Exercise inputs:
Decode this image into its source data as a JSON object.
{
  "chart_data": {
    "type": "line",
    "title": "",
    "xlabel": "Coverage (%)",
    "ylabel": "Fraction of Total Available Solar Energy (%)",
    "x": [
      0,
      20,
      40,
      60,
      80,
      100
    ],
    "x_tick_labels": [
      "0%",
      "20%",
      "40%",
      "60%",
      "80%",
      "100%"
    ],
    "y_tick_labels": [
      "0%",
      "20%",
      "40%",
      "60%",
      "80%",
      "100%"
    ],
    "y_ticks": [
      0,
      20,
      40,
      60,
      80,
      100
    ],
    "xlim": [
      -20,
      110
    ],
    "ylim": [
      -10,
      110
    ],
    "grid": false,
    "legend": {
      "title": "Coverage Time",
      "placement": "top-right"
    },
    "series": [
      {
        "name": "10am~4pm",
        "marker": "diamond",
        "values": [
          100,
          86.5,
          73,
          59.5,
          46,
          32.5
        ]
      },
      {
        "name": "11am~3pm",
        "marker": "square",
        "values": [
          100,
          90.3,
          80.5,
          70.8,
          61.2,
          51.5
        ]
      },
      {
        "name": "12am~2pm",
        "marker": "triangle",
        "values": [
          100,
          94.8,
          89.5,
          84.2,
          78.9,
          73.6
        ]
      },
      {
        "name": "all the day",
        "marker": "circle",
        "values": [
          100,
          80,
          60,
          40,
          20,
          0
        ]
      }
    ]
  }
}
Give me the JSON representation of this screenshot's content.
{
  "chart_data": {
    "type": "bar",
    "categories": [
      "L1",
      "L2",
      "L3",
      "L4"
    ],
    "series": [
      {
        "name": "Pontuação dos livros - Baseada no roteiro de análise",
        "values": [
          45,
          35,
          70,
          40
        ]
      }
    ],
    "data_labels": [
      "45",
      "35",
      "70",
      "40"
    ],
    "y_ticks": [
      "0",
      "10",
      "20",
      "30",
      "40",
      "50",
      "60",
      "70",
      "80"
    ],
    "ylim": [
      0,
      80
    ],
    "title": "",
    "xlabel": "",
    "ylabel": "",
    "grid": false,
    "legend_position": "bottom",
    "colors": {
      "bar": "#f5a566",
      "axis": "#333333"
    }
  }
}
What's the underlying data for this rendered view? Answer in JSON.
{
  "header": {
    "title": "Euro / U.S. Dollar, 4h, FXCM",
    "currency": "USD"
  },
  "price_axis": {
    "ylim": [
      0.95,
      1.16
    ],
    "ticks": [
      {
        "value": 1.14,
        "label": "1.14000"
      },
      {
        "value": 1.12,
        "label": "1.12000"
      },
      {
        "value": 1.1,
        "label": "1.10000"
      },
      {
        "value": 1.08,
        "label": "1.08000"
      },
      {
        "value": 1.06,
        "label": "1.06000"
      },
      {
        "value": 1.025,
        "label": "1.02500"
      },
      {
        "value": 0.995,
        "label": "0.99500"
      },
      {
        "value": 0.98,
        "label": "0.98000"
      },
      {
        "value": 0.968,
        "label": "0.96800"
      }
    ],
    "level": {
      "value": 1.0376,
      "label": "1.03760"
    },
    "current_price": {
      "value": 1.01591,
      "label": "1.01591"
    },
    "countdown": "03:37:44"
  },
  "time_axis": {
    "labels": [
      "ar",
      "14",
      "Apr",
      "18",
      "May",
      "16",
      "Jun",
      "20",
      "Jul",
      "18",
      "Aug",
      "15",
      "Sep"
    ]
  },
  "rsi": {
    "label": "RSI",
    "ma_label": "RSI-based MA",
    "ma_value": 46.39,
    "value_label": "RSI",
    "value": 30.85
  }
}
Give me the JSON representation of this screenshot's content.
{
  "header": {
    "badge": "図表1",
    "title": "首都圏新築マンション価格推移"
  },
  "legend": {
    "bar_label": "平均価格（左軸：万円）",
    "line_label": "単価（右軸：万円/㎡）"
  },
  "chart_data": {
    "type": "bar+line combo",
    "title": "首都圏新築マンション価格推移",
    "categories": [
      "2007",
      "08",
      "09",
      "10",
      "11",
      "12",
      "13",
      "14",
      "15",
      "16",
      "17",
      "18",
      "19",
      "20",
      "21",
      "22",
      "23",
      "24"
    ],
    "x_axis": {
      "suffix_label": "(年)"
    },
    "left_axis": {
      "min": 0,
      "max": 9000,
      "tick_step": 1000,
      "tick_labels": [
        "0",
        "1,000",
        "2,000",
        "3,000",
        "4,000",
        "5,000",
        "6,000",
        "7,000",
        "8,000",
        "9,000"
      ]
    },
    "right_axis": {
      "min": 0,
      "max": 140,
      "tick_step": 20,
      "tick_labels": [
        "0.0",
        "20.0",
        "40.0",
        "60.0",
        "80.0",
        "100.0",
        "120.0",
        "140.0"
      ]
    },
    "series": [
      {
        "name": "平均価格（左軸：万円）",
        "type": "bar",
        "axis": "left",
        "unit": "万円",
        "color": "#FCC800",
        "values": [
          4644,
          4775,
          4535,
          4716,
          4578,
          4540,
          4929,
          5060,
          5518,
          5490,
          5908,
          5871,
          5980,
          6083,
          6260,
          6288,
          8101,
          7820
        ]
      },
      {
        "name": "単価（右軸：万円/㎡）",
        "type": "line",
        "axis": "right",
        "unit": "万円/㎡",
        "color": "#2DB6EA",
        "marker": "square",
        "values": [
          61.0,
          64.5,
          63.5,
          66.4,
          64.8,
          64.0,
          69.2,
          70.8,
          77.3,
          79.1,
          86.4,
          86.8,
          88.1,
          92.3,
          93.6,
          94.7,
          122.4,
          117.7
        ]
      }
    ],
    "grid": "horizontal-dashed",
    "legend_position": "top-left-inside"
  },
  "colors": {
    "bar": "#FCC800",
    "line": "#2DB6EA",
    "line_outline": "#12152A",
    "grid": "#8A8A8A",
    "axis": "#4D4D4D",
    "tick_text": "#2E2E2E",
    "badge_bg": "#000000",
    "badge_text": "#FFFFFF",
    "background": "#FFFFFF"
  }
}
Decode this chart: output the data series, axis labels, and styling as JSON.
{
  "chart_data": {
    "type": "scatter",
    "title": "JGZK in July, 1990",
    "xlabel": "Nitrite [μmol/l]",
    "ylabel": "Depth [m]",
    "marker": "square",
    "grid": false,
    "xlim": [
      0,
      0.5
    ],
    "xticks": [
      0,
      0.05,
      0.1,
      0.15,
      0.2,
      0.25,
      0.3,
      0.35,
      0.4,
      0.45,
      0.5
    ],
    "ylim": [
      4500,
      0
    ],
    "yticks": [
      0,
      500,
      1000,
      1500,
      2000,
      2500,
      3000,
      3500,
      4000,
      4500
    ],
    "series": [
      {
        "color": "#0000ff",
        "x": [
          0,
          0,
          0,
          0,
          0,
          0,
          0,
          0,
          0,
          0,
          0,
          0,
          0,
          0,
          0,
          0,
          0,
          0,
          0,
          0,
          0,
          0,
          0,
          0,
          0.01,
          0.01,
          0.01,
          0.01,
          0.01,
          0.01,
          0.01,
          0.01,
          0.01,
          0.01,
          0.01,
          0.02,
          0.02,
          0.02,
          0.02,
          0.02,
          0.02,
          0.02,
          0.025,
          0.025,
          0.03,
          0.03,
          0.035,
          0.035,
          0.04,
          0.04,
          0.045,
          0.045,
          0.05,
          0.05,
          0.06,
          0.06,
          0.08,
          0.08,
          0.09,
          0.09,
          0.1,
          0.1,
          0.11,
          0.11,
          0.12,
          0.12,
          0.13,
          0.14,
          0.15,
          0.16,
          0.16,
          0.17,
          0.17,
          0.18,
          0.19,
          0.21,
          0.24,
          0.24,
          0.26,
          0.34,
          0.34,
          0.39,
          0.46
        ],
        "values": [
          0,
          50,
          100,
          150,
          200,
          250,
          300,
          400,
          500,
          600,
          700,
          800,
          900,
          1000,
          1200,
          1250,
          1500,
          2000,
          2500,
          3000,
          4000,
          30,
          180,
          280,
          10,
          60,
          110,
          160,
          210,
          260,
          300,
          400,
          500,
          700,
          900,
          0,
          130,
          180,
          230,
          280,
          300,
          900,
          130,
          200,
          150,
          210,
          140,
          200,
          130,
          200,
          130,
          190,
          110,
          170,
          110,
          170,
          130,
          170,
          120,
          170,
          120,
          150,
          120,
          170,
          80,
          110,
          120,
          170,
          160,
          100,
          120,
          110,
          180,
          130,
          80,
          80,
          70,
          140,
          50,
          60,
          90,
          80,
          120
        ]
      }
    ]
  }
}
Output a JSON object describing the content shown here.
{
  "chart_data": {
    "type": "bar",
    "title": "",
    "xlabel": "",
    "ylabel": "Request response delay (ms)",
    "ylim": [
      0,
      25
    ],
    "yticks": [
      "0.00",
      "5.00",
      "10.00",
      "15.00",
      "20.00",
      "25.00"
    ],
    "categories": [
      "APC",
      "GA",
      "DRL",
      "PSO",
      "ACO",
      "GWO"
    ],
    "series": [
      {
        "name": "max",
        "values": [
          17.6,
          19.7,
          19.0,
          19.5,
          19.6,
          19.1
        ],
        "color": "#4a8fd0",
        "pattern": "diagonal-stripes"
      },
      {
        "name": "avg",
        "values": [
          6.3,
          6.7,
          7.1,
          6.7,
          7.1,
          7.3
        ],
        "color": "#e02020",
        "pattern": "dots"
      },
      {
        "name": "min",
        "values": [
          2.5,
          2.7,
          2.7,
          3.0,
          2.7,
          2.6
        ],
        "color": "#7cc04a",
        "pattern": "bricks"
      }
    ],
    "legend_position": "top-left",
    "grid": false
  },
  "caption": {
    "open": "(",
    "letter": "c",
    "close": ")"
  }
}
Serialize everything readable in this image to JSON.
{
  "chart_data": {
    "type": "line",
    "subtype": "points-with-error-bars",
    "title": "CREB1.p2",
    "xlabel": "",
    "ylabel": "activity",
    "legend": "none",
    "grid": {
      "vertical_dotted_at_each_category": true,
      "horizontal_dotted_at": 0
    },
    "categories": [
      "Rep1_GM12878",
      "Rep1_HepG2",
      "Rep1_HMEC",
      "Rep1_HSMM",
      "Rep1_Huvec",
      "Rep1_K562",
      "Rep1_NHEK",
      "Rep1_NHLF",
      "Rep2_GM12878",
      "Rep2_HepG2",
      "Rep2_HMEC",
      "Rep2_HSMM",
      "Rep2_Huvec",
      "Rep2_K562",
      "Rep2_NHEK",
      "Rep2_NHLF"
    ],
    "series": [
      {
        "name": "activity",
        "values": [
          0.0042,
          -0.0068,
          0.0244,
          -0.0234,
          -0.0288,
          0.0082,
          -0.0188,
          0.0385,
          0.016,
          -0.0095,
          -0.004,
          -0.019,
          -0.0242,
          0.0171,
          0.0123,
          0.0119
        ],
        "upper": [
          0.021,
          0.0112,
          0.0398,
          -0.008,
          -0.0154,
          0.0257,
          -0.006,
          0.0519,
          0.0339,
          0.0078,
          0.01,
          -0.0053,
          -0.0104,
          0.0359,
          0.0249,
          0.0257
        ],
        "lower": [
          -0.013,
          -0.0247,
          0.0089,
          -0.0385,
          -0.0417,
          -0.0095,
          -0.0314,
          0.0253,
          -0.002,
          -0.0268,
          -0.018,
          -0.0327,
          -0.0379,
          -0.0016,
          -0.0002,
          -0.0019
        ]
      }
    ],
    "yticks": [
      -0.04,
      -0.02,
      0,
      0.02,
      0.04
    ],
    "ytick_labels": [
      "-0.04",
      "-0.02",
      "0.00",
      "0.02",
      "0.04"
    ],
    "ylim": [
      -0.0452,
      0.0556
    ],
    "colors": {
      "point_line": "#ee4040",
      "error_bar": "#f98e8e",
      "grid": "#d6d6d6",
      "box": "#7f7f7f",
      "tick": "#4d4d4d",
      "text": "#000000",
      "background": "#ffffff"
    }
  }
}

Task goal: Gather each line in the data that holds the string "image".

Result for this task:
Decode this image into its source data as a JSON object.
Serialize everything readable in this image to JSON.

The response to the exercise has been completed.